→ WHAT NEEDS TO BE DONE
Pick out each line in these entries that contains the string "image".

→ Data entries
══════════

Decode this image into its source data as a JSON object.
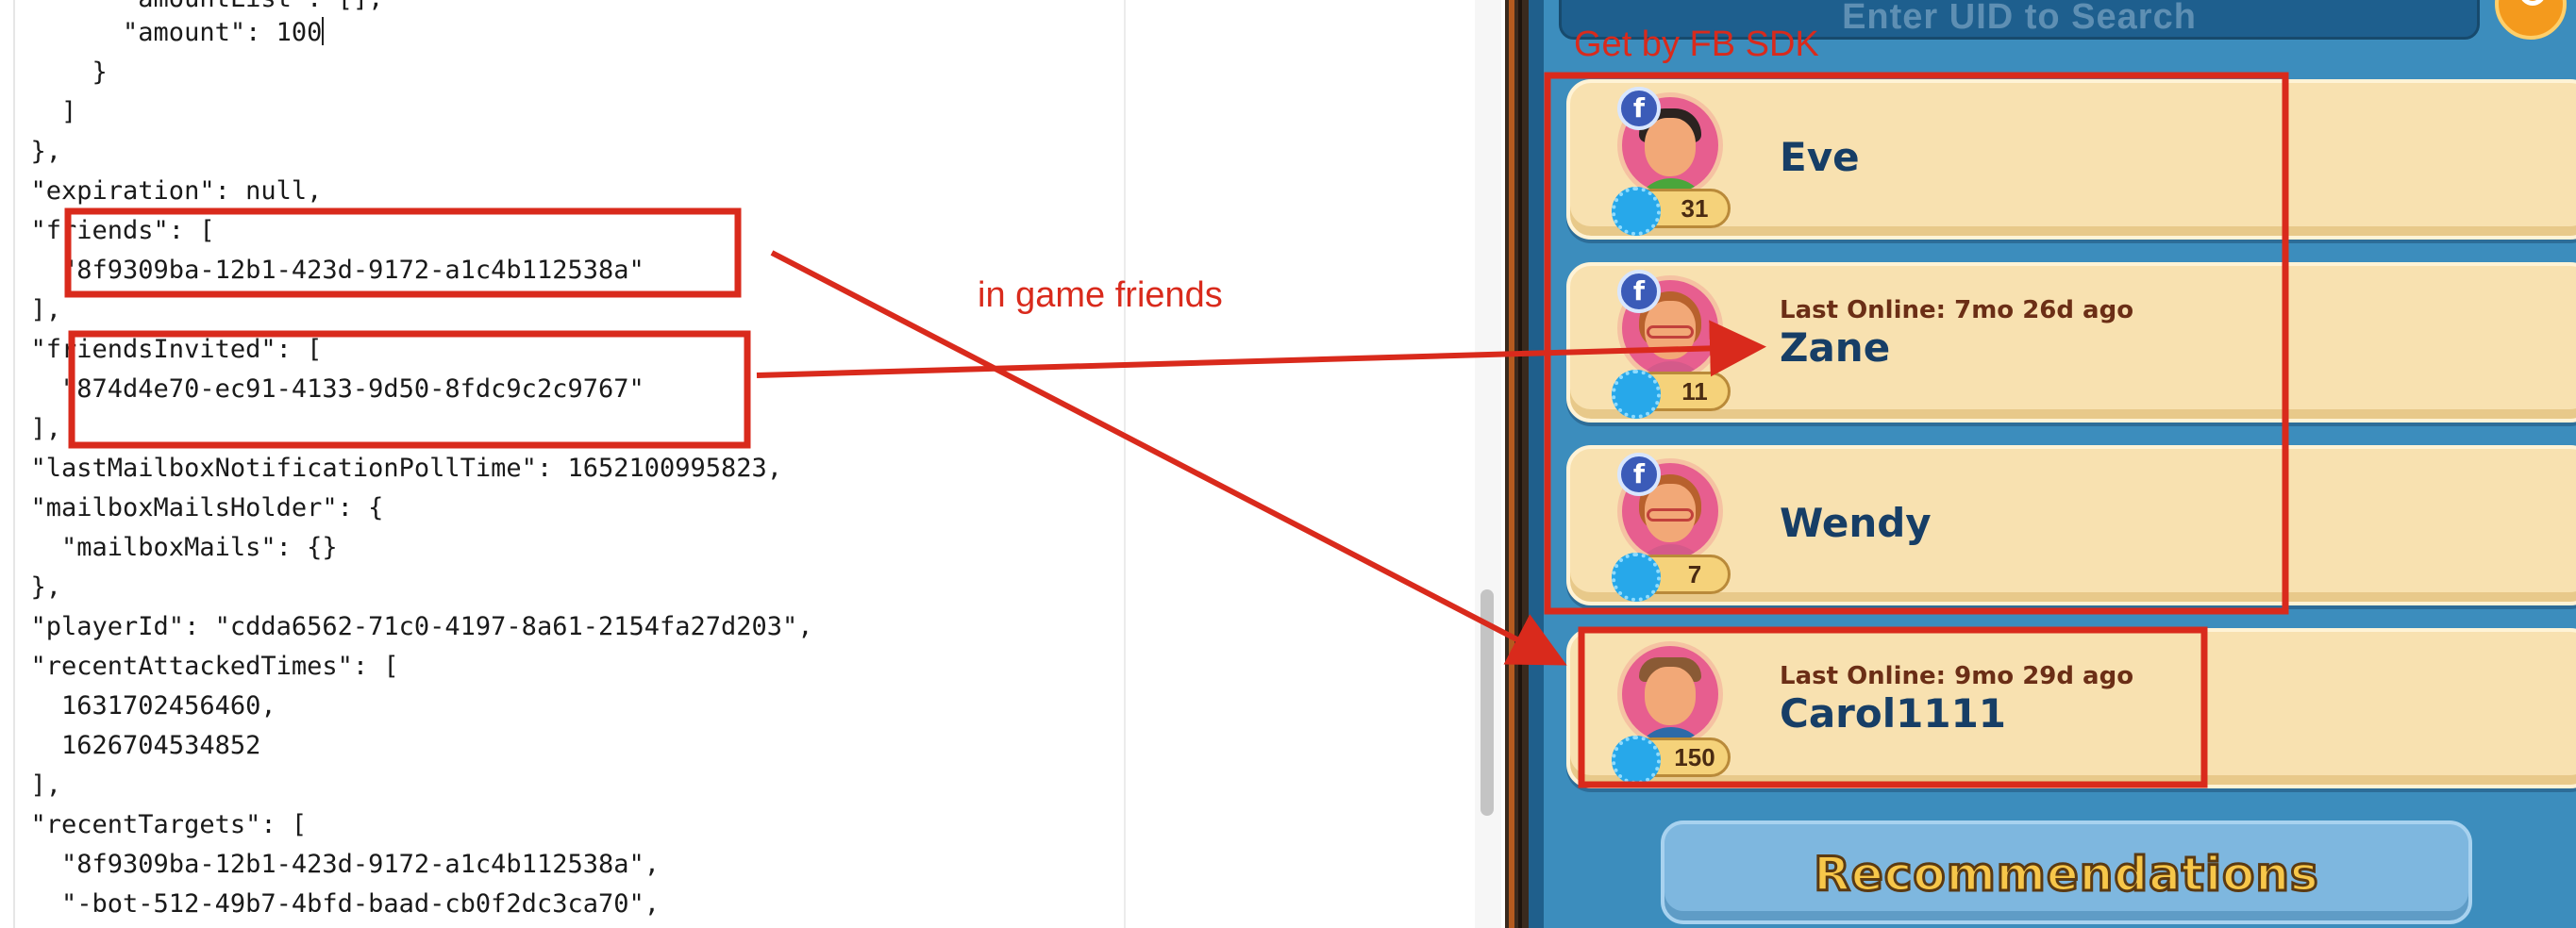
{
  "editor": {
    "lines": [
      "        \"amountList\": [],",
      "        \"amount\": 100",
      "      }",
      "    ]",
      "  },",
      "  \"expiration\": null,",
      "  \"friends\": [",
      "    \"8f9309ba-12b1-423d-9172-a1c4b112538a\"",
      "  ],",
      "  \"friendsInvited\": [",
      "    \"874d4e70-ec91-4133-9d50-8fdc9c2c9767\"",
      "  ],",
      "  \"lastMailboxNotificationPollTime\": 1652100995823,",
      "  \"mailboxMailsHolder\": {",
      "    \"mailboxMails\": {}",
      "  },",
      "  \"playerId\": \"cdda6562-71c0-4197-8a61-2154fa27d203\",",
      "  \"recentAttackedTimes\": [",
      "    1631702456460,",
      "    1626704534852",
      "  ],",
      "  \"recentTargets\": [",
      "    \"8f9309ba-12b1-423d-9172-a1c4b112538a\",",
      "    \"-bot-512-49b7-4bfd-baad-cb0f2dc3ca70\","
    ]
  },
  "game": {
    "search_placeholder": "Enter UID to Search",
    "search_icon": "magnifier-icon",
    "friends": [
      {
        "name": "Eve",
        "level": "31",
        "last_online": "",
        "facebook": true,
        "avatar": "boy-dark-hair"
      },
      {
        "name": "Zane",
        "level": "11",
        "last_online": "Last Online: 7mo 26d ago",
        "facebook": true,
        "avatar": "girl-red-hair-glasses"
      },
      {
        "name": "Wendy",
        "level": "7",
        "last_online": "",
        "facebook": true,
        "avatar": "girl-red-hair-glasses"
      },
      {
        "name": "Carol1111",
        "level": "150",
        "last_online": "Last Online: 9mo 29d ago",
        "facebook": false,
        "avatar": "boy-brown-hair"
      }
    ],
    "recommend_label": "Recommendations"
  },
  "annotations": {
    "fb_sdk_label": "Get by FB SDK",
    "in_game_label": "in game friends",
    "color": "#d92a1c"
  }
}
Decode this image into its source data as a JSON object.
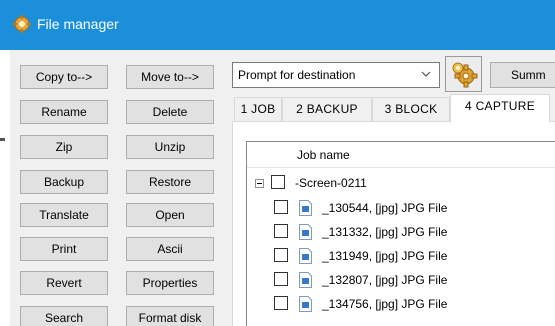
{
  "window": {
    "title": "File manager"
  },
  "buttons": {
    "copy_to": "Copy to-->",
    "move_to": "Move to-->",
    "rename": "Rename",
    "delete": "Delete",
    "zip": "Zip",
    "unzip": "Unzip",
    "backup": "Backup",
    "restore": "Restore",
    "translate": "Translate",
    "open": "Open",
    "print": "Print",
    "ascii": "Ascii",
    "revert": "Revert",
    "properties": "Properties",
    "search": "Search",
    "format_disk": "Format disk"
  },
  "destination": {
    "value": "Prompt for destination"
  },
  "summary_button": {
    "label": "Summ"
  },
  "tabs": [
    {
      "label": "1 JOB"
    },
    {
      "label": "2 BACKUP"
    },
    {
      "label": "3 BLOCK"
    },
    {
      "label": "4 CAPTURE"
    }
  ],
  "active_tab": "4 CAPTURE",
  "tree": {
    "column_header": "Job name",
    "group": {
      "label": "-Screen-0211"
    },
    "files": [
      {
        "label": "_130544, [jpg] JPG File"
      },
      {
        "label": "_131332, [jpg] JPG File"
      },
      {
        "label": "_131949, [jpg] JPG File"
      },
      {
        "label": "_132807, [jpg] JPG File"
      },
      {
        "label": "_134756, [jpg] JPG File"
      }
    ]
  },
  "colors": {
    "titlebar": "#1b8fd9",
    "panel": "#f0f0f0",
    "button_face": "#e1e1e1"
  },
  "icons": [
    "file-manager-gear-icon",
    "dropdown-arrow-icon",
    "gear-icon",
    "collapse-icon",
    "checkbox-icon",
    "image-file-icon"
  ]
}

══════════

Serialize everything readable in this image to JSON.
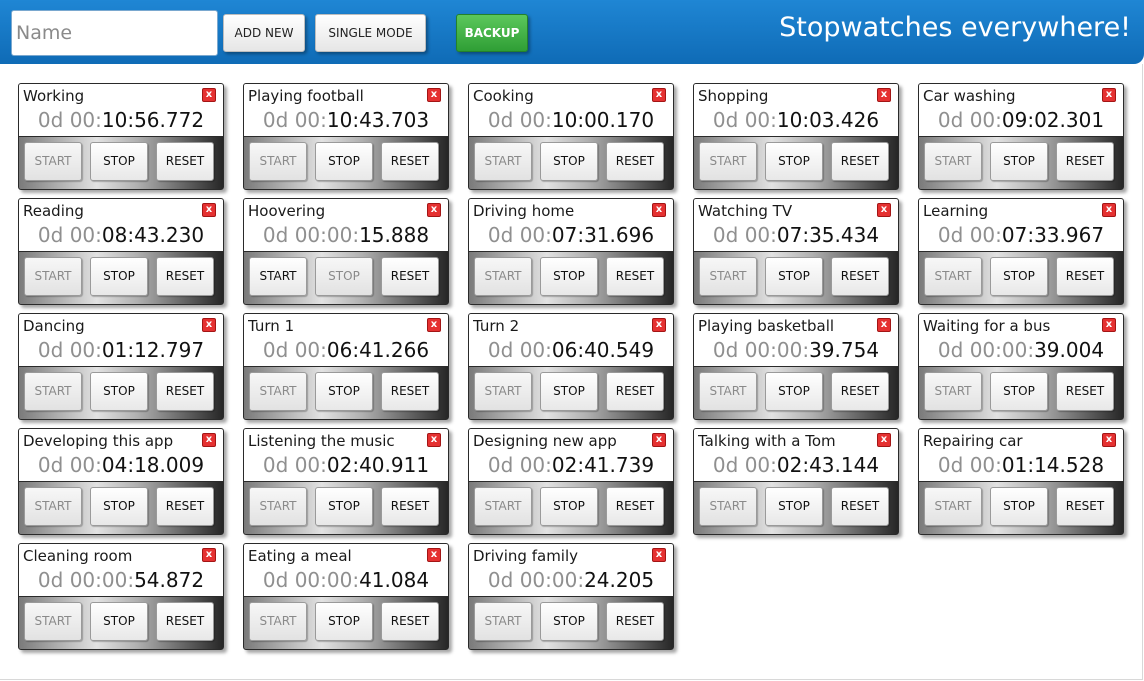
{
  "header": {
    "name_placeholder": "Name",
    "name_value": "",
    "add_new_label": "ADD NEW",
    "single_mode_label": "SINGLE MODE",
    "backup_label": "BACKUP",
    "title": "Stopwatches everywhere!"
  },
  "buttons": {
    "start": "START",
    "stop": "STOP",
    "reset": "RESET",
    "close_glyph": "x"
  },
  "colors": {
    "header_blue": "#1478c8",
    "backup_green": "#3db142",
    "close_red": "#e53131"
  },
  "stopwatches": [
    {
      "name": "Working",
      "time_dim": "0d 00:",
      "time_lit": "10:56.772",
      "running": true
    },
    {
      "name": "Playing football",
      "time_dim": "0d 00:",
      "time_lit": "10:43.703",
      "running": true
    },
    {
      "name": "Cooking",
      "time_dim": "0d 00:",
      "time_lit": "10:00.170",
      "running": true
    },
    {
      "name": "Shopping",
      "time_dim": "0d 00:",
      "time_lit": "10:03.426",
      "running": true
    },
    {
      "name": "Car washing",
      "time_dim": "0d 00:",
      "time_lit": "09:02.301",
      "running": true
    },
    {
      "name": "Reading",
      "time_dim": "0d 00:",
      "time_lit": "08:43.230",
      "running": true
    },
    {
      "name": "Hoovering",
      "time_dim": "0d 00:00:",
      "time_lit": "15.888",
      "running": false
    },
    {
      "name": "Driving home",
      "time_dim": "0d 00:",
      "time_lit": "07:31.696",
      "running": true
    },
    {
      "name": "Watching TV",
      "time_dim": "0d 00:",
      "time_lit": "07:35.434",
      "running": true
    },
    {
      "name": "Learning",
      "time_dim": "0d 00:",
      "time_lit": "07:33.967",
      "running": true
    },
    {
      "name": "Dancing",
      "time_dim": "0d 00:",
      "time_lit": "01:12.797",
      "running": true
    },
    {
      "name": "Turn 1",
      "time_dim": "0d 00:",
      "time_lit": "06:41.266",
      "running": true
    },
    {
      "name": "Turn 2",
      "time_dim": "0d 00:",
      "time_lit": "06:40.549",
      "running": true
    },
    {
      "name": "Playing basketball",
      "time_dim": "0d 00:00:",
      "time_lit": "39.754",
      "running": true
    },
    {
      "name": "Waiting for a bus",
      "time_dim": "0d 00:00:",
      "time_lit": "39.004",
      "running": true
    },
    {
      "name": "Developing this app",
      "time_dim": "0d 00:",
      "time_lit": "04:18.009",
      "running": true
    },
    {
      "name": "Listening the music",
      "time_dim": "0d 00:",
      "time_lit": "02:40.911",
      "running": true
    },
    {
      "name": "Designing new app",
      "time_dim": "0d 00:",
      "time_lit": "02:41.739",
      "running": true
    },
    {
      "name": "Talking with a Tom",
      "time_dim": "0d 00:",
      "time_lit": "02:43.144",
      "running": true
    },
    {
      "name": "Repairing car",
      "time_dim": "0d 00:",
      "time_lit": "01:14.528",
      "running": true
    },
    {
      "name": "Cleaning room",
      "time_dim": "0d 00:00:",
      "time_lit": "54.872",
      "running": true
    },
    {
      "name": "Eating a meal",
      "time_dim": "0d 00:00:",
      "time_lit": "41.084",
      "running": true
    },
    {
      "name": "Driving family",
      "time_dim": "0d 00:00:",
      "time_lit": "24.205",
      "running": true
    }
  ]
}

══════════

→ TASK SOLUTION
Decode this image into its source data as a JSON object.
Decode this image into its source data as a JSON object.
    "image-file-icon"
Serialize everything readable in this image to JSON.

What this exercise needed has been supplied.